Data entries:
□ □ □

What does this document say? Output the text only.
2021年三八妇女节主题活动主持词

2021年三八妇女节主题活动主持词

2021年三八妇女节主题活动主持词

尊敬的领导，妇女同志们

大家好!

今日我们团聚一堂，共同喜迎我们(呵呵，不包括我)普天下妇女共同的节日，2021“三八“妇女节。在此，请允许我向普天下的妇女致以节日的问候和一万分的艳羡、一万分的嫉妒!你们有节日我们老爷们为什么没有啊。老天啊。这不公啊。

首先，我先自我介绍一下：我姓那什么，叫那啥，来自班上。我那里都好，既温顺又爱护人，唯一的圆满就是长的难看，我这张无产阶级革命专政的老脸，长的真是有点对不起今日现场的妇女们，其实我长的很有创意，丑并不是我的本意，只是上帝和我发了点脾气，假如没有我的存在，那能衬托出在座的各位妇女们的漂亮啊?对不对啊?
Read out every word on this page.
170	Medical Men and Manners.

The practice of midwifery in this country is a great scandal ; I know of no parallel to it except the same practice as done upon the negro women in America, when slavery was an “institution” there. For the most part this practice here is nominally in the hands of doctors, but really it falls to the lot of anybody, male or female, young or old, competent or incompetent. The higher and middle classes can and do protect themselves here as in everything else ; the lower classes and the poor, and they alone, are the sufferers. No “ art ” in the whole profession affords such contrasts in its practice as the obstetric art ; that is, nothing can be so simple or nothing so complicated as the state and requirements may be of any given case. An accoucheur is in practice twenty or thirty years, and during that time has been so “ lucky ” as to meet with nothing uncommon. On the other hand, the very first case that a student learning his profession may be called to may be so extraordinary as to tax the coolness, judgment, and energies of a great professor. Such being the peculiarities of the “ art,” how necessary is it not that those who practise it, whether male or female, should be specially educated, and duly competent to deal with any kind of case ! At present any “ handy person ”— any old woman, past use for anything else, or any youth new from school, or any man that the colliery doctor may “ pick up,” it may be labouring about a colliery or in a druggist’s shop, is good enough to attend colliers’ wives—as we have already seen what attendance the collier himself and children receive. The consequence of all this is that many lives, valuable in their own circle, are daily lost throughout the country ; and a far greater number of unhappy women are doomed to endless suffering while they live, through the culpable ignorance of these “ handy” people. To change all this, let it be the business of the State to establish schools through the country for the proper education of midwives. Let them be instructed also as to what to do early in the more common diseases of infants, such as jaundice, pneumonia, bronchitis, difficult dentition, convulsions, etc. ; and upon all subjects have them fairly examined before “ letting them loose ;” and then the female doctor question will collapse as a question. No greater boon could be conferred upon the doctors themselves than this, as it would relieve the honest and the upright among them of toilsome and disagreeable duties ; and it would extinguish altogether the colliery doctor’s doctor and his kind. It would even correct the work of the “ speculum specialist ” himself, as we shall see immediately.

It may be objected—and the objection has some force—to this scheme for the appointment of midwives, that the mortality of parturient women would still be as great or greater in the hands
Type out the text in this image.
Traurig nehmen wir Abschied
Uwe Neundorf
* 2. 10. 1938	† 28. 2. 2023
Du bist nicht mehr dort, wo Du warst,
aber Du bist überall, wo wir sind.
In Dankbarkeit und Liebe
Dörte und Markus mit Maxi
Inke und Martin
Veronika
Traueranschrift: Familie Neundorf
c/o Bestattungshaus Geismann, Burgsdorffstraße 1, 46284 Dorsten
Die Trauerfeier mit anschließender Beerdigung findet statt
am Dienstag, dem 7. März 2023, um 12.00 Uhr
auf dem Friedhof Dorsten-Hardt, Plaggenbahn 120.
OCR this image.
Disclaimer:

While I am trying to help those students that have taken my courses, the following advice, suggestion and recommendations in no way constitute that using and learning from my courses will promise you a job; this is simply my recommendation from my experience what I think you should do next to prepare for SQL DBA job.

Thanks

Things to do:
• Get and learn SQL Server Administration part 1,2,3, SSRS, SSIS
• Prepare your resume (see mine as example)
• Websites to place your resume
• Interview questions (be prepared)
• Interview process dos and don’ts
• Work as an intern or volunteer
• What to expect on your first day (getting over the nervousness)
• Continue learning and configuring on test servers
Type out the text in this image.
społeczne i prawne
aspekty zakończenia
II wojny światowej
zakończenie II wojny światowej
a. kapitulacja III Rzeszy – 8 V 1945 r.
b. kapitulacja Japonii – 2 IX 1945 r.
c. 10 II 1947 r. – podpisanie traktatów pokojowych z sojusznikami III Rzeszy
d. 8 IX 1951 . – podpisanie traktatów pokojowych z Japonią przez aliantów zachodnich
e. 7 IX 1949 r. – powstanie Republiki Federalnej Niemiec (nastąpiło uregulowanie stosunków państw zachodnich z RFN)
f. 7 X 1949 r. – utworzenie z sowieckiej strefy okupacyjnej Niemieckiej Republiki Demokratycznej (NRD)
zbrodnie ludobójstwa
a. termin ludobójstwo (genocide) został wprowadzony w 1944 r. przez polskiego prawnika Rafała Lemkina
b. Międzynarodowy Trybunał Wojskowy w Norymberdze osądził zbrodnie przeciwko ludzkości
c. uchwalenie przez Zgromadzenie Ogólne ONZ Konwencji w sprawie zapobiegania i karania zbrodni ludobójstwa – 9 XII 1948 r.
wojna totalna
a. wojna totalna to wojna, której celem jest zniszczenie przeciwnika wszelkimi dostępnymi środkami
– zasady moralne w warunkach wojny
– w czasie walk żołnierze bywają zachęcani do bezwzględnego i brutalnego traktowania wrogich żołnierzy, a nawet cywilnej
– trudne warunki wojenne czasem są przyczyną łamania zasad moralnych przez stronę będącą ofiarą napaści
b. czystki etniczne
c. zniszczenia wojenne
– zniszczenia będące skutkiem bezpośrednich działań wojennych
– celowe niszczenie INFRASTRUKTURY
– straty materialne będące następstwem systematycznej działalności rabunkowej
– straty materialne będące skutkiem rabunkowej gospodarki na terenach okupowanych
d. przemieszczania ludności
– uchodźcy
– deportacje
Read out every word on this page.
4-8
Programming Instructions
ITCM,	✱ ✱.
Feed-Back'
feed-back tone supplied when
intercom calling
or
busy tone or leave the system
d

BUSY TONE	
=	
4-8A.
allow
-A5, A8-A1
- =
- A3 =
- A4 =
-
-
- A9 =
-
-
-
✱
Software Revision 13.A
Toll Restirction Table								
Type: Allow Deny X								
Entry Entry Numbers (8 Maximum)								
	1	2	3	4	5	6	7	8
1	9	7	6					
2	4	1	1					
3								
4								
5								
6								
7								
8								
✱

□ □ □

All of the lines above need to be given again exactly.

■ ANSWER
What does this document say? Output the text only.
2021年三八妇女节主题活动主持词

2021年三八妇女节主题活动主持词

2021年三八妇女节主题活动主持词

尊敬的领导，妇女同志们

大家好!

今日我们团聚一堂，共同喜迎我们(呵呵，不包括我)普天下妇女共同的节日，2021“三八“妇女节。在此，请允许我向普天下的妇女致以节日的问候和一万分的艳羡、一万分的嫉妒!你们有节日我们老爷们为什么没有啊。老天啊。这不公啊。

首先，我先自我介绍一下：我姓那什么，叫那啥，来自班上。我那里都好，既温顺又爱护人，唯一的圆满就是长的难看，我这张无产阶级革命专政的老脸，长的真是有点对不起今日现场的妇女们，其实我长的很有创意，丑并不是我的本意，只是上帝和我发了点脾气，假如没有我的存在，那能衬托出在座的各位妇女们的漂亮啊?对不对啊?
Read out every word on this page.
170	Medical Men and Manners.

The practice of midwifery in this country is a great scandal ; I know of no parallel to it except the same practice as done upon the negro women in America, when slavery was an “institution” there. For the most part this practice here is nominally in the hands of doctors, but really it falls to the lot of anybody, male or female, young or old, competent or incompetent. The higher and middle classes can and do protect themselves here as in everything else ; the lower classes and the poor, and they alone, are the sufferers. No “ art ” in the whole profession affords such contrasts in its practice as the obstetric art ; that is, nothing can be so simple or nothing so complicated as the state and requirements may be of any given case. An accoucheur is in practice twenty or thirty years, and during that time has been so “ lucky ” as to meet with nothing uncommon. On the other hand, the very first case that a student learning his profession may be called to may be so extraordinary as to tax the coolness, judgment, and energies of a great professor. Such being the peculiarities of the “ art,” how necessary is it not that those who practise it, whether male or female, should be specially educated, and duly competent to deal with any kind of case ! At present any “ handy person ”— any old woman, past use for anything else, or any youth new from school, or any man that the colliery doctor may “ pick up,” it may be labouring about a colliery or in a druggist’s shop, is good enough to attend colliers’ wives—as we have already seen what attendance the collier himself and children receive. The consequence of all this is that many lives, valuable in their own circle, are daily lost throughout the country ; and a far greater number of unhappy women are doomed to endless suffering while they live, through the culpable ignorance of these “ handy” people. To change all this, let it be the business of the State to establish schools through the country for the proper education of midwives. Let them be instructed also as to what to do early in the more common diseases of infants, such as jaundice, pneumonia, bronchitis, difficult dentition, convulsions, etc. ; and upon all subjects have them fairly examined before “ letting them loose ;” and then the female doctor question will collapse as a question. No greater boon could be conferred upon the doctors themselves than this, as it would relieve the honest and the upright among them of toilsome and disagreeable duties ; and it would extinguish altogether the colliery doctor’s doctor and his kind. It would even correct the work of the “ speculum specialist ” himself, as we shall see immediately.

It may be objected—and the objection has some force—to this scheme for the appointment of midwives, that the mortality of parturient women would still be as great or greater in the hands
Type out the text in this image.
Traurig nehmen wir Abschied
Uwe Neundorf
* 2. 10. 1938	† 28. 2. 2023
Du bist nicht mehr dort, wo Du warst,
aber Du bist überall, wo wir sind.
In Dankbarkeit und Liebe
Dörte und Markus mit Maxi
Inke und Martin
Veronika
Traueranschrift: Familie Neundorf
c/o Bestattungshaus Geismann, Burgsdorffstraße 1, 46284 Dorsten
Die Trauerfeier mit anschließender Beerdigung findet statt
am Dienstag, dem 7. März 2023, um 12.00 Uhr
auf dem Friedhof Dorsten-Hardt, Plaggenbahn 120.
OCR this image.
Disclaimer:

While I am trying to help those students that have taken my courses, the following advice, suggestion and recommendations in no way constitute that using and learning from my courses will promise you a job; this is simply my recommendation from my experience what I think you should do next to prepare for SQL DBA job.

Thanks

Things to do:
• Get and learn SQL Server Administration part 1,2,3, SSRS, SSIS
• Prepare your resume (see mine as example)
• Websites to place your resume
• Interview questions (be prepared)
• Interview process dos and don’ts
• Work as an intern or volunteer
• What to expect on your first day (getting over the nervousness)
• Continue learning and configuring on test servers
Type out the text in this image.
społeczne i prawne
aspekty zakończenia
II wojny światowej
zakończenie II wojny światowej
a. kapitulacja III Rzeszy – 8 V 1945 r.
b. kapitulacja Japonii – 2 IX 1945 r.
c. 10 II 1947 r. – podpisanie traktatów pokojowych z sojusznikami III Rzeszy
d. 8 IX 1951 . – podpisanie traktatów pokojowych z Japonią przez aliantów zachodnich
e. 7 IX 1949 r. – powstanie Republiki Federalnej Niemiec (nastąpiło uregulowanie stosunków państw zachodnich z RFN)
f. 7 X 1949 r. – utworzenie z sowieckiej strefy okupacyjnej Niemieckiej Republiki Demokratycznej (NRD)
zbrodnie ludobójstwa
a. termin ludobójstwo (genocide) został wprowadzony w 1944 r. przez polskiego prawnika Rafała Lemkina
b. Międzynarodowy Trybunał Wojskowy w Norymberdze osądził zbrodnie przeciwko ludzkości
c. uchwalenie przez Zgromadzenie Ogólne ONZ Konwencji w sprawie zapobiegania i karania zbrodni ludobójstwa – 9 XII 1948 r.
wojna totalna
a. wojna totalna to wojna, której celem jest zniszczenie przeciwnika wszelkimi dostępnymi środkami
– zasady moralne w warunkach wojny
– w czasie walk żołnierze bywają zachęcani do bezwzględnego i brutalnego traktowania wrogich żołnierzy, a nawet cywilnej
– trudne warunki wojenne czasem są przyczyną łamania zasad moralnych przez stronę będącą ofiarą napaści
b. czystki etniczne
c. zniszczenia wojenne
– zniszczenia będące skutkiem bezpośrednich działań wojennych
– celowe niszczenie INFRASTRUKTURY
– straty materialne będące następstwem systematycznej działalności rabunkowej
– straty materialne będące skutkiem rabunkowej gospodarki na terenach okupowanych
d. przemieszczania ludności
– uchodźcy
– deportacje
Read out every word on this page.
4-8
Programming Instructions
ITCM,	✱ ✱.
Feed-Back'
feed-back tone supplied when
intercom calling
or
busy tone or leave the system
d

BUSY TONE	
=	
4-8A.
allow
-A5, A8-A1
- =
- A3 =
- A4 =
-
-
- A9 =
-
-
-
✱
Software Revision 13.A
Toll Restirction Table								
Type: Allow Deny X								
Entry Entry Numbers (8 Maximum)								
	1	2	3	4	5	6	7	8
1	9	7	6					
2	4	1	1					
3								
4								
5								
6								
7								
8								
✱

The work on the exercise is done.